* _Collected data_
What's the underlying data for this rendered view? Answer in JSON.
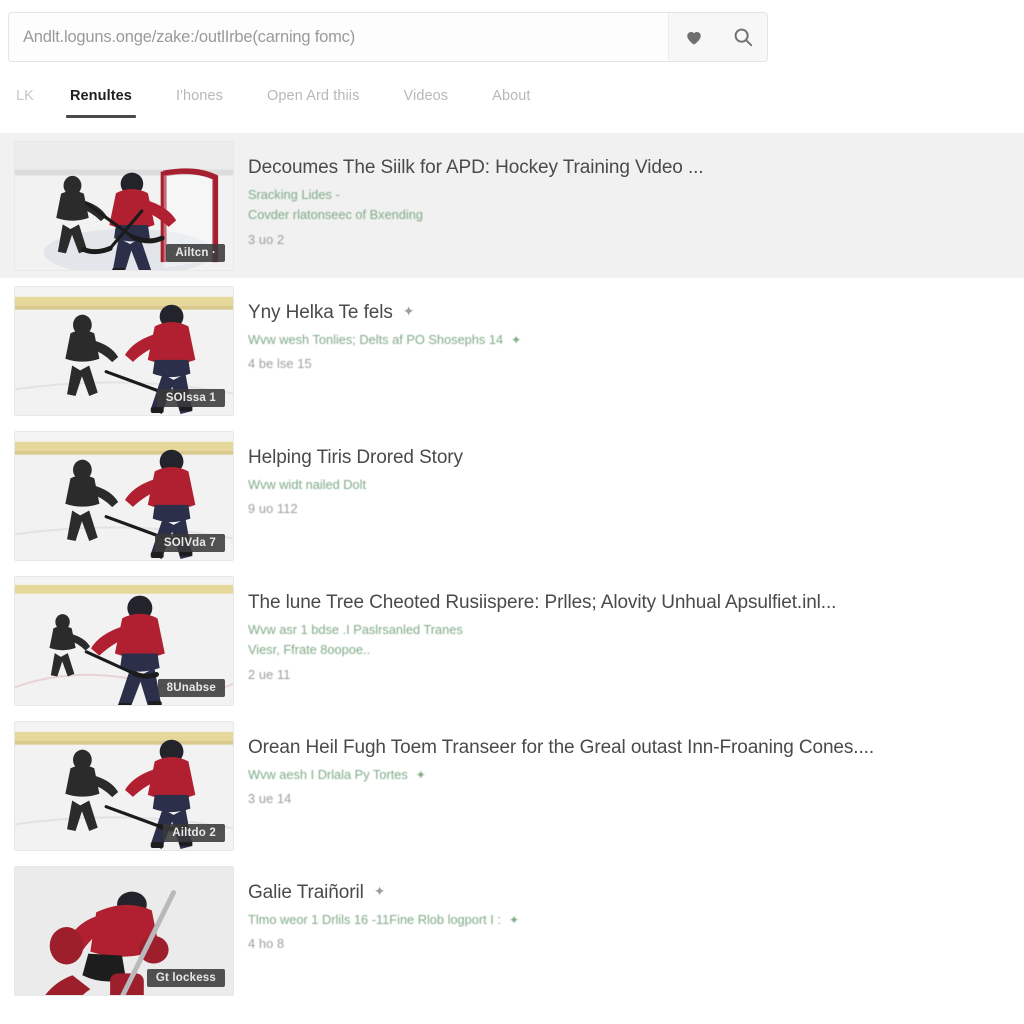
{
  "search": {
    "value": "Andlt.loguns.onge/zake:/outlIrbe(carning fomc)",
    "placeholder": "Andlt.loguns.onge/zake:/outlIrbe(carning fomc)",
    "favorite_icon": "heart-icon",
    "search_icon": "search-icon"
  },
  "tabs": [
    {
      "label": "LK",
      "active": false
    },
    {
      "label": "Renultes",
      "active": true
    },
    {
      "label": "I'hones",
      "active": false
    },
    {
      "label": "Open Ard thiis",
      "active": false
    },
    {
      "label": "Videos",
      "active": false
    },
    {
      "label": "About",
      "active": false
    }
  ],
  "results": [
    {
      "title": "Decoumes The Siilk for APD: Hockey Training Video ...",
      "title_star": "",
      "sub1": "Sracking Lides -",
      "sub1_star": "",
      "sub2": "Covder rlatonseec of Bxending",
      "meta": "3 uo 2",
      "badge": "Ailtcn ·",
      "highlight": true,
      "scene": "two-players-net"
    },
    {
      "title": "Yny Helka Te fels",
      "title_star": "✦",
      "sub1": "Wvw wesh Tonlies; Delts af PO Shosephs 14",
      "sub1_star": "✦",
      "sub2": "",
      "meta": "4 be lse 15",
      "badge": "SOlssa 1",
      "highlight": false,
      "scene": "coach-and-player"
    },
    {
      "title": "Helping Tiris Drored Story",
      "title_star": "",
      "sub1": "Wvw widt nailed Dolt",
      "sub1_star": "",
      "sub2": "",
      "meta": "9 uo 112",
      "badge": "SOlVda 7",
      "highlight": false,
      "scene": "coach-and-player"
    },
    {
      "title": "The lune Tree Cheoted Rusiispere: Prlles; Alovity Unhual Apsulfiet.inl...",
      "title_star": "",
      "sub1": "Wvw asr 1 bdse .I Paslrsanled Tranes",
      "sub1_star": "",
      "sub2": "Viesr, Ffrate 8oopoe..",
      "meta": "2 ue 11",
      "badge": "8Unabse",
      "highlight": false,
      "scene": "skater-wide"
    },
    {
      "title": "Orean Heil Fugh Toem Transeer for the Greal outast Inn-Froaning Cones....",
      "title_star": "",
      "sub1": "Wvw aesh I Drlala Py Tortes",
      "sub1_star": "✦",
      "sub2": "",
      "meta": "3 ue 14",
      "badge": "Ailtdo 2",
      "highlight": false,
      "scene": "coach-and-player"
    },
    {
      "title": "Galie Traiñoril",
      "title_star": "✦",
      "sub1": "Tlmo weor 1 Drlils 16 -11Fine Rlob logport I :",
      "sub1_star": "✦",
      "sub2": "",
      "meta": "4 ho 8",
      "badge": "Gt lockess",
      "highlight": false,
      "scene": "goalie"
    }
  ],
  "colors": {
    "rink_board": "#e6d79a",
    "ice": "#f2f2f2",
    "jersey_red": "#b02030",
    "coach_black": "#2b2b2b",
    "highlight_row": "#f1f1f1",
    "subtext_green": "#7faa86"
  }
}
---
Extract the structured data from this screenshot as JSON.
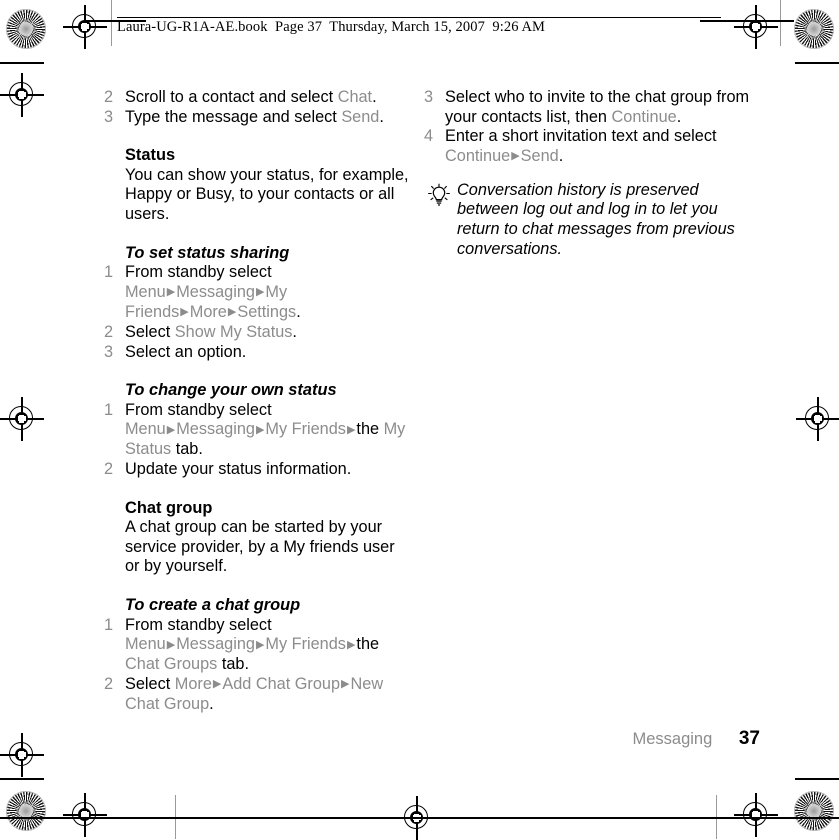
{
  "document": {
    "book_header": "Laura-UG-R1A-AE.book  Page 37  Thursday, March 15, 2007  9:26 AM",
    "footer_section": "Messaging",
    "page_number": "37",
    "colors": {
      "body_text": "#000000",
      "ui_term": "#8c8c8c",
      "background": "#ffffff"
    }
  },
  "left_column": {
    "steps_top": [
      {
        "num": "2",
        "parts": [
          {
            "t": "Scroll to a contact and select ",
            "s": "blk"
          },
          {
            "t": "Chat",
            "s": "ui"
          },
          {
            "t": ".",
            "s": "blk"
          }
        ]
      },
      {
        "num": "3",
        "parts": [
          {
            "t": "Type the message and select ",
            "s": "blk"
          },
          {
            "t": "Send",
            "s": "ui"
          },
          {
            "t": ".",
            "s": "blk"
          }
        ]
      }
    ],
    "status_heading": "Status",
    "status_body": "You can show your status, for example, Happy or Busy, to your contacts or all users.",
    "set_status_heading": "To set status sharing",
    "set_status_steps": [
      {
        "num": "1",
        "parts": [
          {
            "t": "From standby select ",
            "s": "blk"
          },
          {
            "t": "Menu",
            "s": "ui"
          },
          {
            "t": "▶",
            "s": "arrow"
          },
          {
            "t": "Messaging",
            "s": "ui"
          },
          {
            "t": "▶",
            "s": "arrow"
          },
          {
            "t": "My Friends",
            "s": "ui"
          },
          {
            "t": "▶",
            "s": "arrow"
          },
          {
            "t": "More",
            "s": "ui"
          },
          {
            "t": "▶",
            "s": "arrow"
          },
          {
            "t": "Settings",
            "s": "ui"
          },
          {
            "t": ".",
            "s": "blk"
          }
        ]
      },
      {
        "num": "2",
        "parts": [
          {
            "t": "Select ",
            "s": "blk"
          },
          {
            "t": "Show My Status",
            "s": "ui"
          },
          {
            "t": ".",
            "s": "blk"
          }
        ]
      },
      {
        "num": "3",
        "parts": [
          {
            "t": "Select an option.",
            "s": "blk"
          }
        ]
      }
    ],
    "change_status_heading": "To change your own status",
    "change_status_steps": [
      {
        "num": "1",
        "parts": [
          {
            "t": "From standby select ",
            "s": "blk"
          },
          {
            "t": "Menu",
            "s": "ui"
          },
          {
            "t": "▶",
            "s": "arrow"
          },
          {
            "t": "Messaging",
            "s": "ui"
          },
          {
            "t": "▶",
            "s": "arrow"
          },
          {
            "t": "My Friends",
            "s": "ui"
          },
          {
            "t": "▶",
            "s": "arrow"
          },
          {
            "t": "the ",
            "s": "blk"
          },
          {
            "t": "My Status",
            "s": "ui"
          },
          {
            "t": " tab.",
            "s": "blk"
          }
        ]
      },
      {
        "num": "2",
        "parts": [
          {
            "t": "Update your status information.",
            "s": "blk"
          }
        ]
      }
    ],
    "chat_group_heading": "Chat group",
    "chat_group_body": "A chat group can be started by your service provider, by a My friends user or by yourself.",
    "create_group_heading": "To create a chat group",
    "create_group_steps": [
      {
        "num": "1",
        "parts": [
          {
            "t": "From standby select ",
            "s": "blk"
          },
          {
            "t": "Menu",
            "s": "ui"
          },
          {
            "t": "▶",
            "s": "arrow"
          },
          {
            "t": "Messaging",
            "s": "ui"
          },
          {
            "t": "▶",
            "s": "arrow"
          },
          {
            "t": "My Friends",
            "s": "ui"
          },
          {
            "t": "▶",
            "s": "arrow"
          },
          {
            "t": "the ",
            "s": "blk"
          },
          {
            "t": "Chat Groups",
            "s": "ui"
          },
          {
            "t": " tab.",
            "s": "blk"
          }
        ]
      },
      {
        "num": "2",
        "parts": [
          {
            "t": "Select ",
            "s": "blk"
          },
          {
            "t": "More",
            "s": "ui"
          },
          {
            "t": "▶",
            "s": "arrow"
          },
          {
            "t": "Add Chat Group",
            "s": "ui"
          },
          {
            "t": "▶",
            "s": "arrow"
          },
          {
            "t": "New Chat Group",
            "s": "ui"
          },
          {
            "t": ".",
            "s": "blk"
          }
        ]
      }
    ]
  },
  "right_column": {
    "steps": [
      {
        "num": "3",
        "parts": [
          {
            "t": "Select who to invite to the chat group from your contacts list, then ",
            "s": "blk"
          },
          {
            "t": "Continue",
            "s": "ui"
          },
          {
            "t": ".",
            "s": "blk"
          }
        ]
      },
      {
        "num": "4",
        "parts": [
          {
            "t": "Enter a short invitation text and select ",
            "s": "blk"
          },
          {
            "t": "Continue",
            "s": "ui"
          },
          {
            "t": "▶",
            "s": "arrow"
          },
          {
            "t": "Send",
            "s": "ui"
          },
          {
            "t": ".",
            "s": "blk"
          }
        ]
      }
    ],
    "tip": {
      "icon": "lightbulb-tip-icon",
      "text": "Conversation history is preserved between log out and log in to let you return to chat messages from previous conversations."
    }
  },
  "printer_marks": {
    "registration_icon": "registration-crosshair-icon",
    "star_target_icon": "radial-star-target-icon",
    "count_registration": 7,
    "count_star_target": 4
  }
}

* _PROBLEM TO SOLVE_
Copy out every line with the word "contacts".

* _FULL RESPONSE_
    "status_body": "You can show your status, for example, Happy or Busy, to your contacts or all users.",
            "t": "Select who to invite to the chat group from your contacts list, then ",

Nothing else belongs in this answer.